| WRITTEN TASK |
Return the records in full, exactly as given.

>> START SOURCE MATERIAL

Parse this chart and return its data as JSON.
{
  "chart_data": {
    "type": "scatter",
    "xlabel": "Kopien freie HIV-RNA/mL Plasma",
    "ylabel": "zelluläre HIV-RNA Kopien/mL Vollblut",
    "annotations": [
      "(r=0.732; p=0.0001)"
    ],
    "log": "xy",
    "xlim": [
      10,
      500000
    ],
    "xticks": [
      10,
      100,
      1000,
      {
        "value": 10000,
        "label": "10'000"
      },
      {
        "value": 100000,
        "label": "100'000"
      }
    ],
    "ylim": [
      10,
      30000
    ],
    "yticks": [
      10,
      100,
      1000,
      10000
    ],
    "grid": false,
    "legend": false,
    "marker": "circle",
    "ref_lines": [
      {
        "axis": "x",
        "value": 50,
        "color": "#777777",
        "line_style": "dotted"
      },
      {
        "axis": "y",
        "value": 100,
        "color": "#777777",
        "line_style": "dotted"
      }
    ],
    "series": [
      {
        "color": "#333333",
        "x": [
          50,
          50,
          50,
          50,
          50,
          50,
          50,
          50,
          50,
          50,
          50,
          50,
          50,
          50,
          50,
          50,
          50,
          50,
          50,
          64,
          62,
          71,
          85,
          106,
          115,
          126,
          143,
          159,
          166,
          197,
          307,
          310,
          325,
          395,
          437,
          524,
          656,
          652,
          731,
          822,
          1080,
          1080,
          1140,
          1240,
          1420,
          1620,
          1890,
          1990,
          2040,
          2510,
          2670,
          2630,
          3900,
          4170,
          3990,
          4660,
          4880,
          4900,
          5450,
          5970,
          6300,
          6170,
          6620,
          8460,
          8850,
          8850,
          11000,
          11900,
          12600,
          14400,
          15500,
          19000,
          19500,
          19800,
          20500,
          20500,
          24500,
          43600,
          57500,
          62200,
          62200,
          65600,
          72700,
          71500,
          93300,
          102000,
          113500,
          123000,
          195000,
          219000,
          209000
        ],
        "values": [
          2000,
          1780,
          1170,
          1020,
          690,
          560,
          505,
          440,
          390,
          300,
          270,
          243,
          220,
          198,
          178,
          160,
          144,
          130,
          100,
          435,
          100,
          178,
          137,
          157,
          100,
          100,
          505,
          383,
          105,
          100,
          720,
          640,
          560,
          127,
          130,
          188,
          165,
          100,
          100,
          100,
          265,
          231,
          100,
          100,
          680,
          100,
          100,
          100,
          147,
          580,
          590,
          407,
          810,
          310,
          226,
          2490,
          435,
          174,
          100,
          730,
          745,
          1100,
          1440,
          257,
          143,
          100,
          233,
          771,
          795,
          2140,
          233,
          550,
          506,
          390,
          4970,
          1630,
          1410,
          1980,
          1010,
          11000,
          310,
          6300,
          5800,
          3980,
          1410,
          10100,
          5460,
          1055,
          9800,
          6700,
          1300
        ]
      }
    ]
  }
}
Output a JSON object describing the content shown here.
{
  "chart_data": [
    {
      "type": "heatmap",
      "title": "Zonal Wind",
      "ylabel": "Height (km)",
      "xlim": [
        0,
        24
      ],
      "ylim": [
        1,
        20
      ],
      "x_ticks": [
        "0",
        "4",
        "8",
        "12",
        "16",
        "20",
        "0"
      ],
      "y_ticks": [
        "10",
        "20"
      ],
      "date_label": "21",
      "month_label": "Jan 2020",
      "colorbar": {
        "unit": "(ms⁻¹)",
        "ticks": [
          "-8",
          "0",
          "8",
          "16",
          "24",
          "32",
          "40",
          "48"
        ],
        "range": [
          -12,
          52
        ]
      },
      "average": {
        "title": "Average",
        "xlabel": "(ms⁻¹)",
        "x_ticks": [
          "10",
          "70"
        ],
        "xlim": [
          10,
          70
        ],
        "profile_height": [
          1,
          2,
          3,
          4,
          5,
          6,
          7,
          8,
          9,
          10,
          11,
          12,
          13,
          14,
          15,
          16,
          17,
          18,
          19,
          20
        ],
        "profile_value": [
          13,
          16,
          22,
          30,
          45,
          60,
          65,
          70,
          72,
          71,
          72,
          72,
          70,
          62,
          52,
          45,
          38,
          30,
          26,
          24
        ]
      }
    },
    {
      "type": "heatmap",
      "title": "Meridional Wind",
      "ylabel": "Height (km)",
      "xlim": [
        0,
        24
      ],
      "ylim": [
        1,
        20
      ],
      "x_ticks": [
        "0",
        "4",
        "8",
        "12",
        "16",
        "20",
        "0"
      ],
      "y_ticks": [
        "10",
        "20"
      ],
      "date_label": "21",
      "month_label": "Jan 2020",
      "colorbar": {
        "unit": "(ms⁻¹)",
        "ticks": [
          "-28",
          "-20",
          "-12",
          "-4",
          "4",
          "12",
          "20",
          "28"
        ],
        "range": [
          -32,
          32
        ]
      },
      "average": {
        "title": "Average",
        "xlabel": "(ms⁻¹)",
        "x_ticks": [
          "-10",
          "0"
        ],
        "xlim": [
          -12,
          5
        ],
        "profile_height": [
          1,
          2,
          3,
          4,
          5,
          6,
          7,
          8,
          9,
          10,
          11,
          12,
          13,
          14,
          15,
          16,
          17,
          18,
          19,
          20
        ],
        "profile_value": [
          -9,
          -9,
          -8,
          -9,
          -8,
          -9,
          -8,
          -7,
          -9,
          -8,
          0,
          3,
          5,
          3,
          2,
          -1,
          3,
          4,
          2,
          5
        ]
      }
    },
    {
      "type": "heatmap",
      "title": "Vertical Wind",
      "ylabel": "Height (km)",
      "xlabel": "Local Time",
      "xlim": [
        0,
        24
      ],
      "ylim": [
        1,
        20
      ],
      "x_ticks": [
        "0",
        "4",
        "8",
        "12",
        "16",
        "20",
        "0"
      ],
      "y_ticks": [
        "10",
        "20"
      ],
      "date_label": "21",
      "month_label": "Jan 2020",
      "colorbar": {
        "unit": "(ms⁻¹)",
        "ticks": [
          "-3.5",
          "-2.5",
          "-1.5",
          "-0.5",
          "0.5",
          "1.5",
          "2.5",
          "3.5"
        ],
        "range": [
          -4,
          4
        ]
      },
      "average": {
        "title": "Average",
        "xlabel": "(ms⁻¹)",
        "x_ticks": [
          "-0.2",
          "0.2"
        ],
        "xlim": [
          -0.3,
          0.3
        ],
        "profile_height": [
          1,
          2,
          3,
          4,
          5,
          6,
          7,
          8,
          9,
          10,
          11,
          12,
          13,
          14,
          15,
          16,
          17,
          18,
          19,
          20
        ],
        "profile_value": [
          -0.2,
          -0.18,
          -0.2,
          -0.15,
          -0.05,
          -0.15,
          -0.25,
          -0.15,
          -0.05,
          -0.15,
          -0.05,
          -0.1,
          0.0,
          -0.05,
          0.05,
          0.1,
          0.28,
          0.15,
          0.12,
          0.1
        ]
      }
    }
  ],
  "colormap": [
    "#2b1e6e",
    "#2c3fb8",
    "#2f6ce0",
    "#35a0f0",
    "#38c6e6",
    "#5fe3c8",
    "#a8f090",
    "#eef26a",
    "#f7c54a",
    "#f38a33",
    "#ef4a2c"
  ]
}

>> END SOURCE MATERIAL

| FINAL RESULT |
Parse this chart and return its data as JSON.
{
  "chart_data": {
    "type": "scatter",
    "xlabel": "Kopien freie HIV-RNA/mL Plasma",
    "ylabel": "zelluläre HIV-RNA Kopien/mL Vollblut",
    "annotations": [
      "(r=0.732; p=0.0001)"
    ],
    "log": "xy",
    "xlim": [
      10,
      500000
    ],
    "xticks": [
      10,
      100,
      1000,
      {
        "value": 10000,
        "label": "10'000"
      },
      {
        "value": 100000,
        "label": "100'000"
      }
    ],
    "ylim": [
      10,
      30000
    ],
    "yticks": [
      10,
      100,
      1000,
      10000
    ],
    "grid": false,
    "legend": false,
    "marker": "circle",
    "ref_lines": [
      {
        "axis": "x",
        "value": 50,
        "color": "#777777",
        "line_style": "dotted"
      },
      {
        "axis": "y",
        "value": 100,
        "color": "#777777",
        "line_style": "dotted"
      }
    ],
    "series": [
      {
        "color": "#333333",
        "x": [
          50,
          50,
          50,
          50,
          50,
          50,
          50,
          50,
          50,
          50,
          50,
          50,
          50,
          50,
          50,
          50,
          50,
          50,
          50,
          64,
          62,
          71,
          85,
          106,
          115,
          126,
          143,
          159,
          166,
          197,
          307,
          310,
          325,
          395,
          437,
          524,
          656,
          652,
          731,
          822,
          1080,
          1080,
          1140,
          1240,
          1420,
          1620,
          1890,
          1990,
          2040,
          2510,
          2670,
          2630,
          3900,
          4170,
          3990,
          4660,
          4880,
          4900,
          5450,
          5970,
          6300,
          6170,
          6620,
          8460,
          8850,
          8850,
          11000,
          11900,
          12600,
          14400,
          15500,
          19000,
          19500,
          19800,
          20500,
          20500,
          24500,
          43600,
          57500,
          62200,
          62200,
          65600,
          72700,
          71500,
          93300,
          102000,
          113500,
          123000,
          195000,
          219000,
          209000
        ],
        "values": [
          2000,
          1780,
          1170,
          1020,
          690,
          560,
          505,
          440,
          390,
          300,
          270,
          243,
          220,
          198,
          178,
          160,
          144,
          130,
          100,
          435,
          100,
          178,
          137,
          157,
          100,
          100,
          505,
          383,
          105,
          100,
          720,
          640,
          560,
          127,
          130,
          188,
          165,
          100,
          100,
          100,
          265,
          231,
          100,
          100,
          680,
          100,
          100,
          100,
          147,
          580,
          590,
          407,
          810,
          310,
          226,
          2490,
          435,
          174,
          100,
          730,
          745,
          1100,
          1440,
          257,
          143,
          100,
          233,
          771,
          795,
          2140,
          233,
          550,
          506,
          390,
          4970,
          1630,
          1410,
          1980,
          1010,
          11000,
          310,
          6300,
          5800,
          3980,
          1410,
          10100,
          5460,
          1055,
          9800,
          6700,
          1300
        ]
      }
    ]
  }
}
Output a JSON object describing the content shown here.
{
  "chart_data": [
    {
      "type": "heatmap",
      "title": "Zonal Wind",
      "ylabel": "Height (km)",
      "xlim": [
        0,
        24
      ],
      "ylim": [
        1,
        20
      ],
      "x_ticks": [
        "0",
        "4",
        "8",
        "12",
        "16",
        "20",
        "0"
      ],
      "y_ticks": [
        "10",
        "20"
      ],
      "date_label": "21",
      "month_label": "Jan 2020",
      "colorbar": {
        "unit": "(ms⁻¹)",
        "ticks": [
          "-8",
          "0",
          "8",
          "16",
          "24",
          "32",
          "40",
          "48"
        ],
        "range": [
          -12,
          52
        ]
      },
      "average": {
        "title": "Average",
        "xlabel": "(ms⁻¹)",
        "x_ticks": [
          "10",
          "70"
        ],
        "xlim": [
          10,
          70
        ],
        "profile_height": [
          1,
          2,
          3,
          4,
          5,
          6,
          7,
          8,
          9,
          10,
          11,
          12,
          13,
          14,
          15,
          16,
          17,
          18,
          19,
          20
        ],
        "profile_value": [
          13,
          16,
          22,
          30,
          45,
          60,
          65,
          70,
          72,
          71,
          72,
          72,
          70,
          62,
          52,
          45,
          38,
          30,
          26,
          24
        ]
      }
    },
    {
      "type": "heatmap",
      "title": "Meridional Wind",
      "ylabel": "Height (km)",
      "xlim": [
        0,
        24
      ],
      "ylim": [
        1,
        20
      ],
      "x_ticks": [
        "0",
        "4",
        "8",
        "12",
        "16",
        "20",
        "0"
      ],
      "y_ticks": [
        "10",
        "20"
      ],
      "date_label": "21",
      "month_label": "Jan 2020",
      "colorbar": {
        "unit": "(ms⁻¹)",
        "ticks": [
          "-28",
          "-20",
          "-12",
          "-4",
          "4",
          "12",
          "20",
          "28"
        ],
        "range": [
          -32,
          32
        ]
      },
      "average": {
        "title": "Average",
        "xlabel": "(ms⁻¹)",
        "x_ticks": [
          "-10",
          "0"
        ],
        "xlim": [
          -12,
          5
        ],
        "profile_height": [
          1,
          2,
          3,
          4,
          5,
          6,
          7,
          8,
          9,
          10,
          11,
          12,
          13,
          14,
          15,
          16,
          17,
          18,
          19,
          20
        ],
        "profile_value": [
          -9,
          -9,
          -8,
          -9,
          -8,
          -9,
          -8,
          -7,
          -9,
          -8,
          0,
          3,
          5,
          3,
          2,
          -1,
          3,
          4,
          2,
          5
        ]
      }
    },
    {
      "type": "heatmap",
      "title": "Vertical Wind",
      "ylabel": "Height (km)",
      "xlabel": "Local Time",
      "xlim": [
        0,
        24
      ],
      "ylim": [
        1,
        20
      ],
      "x_ticks": [
        "0",
        "4",
        "8",
        "12",
        "16",
        "20",
        "0"
      ],
      "y_ticks": [
        "10",
        "20"
      ],
      "date_label": "21",
      "month_label": "Jan 2020",
      "colorbar": {
        "unit": "(ms⁻¹)",
        "ticks": [
          "-3.5",
          "-2.5",
          "-1.5",
          "-0.5",
          "0.5",
          "1.5",
          "2.5",
          "3.5"
        ],
        "range": [
          -4,
          4
        ]
      },
      "average": {
        "title": "Average",
        "xlabel": "(ms⁻¹)",
        "x_ticks": [
          "-0.2",
          "0.2"
        ],
        "xlim": [
          -0.3,
          0.3
        ],
        "profile_height": [
          1,
          2,
          3,
          4,
          5,
          6,
          7,
          8,
          9,
          10,
          11,
          12,
          13,
          14,
          15,
          16,
          17,
          18,
          19,
          20
        ],
        "profile_value": [
          -0.2,
          -0.18,
          -0.2,
          -0.15,
          -0.05,
          -0.15,
          -0.25,
          -0.15,
          -0.05,
          -0.15,
          -0.05,
          -0.1,
          0.0,
          -0.05,
          0.05,
          0.1,
          0.28,
          0.15,
          0.12,
          0.1
        ]
      }
    }
  ],
  "colormap": [
    "#2b1e6e",
    "#2c3fb8",
    "#2f6ce0",
    "#35a0f0",
    "#38c6e6",
    "#5fe3c8",
    "#a8f090",
    "#eef26a",
    "#f7c54a",
    "#f38a33",
    "#ef4a2c"
  ]
}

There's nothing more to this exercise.